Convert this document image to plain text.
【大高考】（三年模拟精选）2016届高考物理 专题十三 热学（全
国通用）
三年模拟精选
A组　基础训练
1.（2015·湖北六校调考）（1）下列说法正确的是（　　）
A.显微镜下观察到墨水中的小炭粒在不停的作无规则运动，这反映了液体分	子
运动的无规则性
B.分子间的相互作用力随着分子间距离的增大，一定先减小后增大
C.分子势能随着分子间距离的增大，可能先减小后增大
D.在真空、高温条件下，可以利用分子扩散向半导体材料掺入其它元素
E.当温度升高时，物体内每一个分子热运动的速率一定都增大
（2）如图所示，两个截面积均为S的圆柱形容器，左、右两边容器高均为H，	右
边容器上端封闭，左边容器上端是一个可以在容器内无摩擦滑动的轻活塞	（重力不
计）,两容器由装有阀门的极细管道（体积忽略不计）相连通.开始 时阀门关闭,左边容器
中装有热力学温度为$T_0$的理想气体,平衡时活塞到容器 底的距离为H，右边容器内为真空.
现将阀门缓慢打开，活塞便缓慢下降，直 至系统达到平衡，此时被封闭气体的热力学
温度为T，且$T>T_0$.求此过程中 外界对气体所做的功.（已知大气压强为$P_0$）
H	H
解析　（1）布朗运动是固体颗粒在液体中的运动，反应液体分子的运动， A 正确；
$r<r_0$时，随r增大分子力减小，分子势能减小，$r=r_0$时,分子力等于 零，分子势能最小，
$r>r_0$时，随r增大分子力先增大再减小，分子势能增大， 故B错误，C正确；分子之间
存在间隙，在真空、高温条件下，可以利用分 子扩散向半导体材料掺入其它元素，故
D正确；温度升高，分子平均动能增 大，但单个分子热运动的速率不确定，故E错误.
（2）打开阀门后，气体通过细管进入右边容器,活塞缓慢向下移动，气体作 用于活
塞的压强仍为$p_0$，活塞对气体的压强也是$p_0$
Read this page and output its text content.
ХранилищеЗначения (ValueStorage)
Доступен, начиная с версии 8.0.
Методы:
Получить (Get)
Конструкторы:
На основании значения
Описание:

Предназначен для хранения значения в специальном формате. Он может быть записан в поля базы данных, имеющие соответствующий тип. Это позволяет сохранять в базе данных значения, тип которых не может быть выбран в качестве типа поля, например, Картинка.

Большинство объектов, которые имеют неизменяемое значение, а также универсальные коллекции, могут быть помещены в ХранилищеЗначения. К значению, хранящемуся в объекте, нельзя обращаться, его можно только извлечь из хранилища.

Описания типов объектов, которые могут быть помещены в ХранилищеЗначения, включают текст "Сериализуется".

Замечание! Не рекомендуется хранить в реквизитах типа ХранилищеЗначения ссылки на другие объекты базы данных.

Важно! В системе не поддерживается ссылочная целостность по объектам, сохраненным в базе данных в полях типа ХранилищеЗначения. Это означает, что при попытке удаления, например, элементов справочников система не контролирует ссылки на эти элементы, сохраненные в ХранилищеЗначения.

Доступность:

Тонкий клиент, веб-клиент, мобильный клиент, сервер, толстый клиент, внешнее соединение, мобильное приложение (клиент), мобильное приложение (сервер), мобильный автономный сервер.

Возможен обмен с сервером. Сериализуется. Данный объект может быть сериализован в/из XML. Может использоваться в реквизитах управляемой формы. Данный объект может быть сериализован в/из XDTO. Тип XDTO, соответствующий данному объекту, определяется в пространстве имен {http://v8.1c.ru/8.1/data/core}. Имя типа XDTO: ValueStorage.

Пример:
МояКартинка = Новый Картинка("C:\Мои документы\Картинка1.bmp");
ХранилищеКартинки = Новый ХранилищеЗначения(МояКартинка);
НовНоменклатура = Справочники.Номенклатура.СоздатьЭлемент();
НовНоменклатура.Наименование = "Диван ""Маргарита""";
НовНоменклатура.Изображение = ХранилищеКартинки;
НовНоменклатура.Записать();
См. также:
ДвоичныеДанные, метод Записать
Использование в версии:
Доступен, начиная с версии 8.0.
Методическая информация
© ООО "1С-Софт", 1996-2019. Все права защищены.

Task objective
Look through the lines above and collect those with the word "ХранилищеКартинки".

The output
ХранилищеКартинки = Новый ХранилищеЗначения(МояКартинка);
НовНоменклатура.Изображение = ХранилищеКартинки;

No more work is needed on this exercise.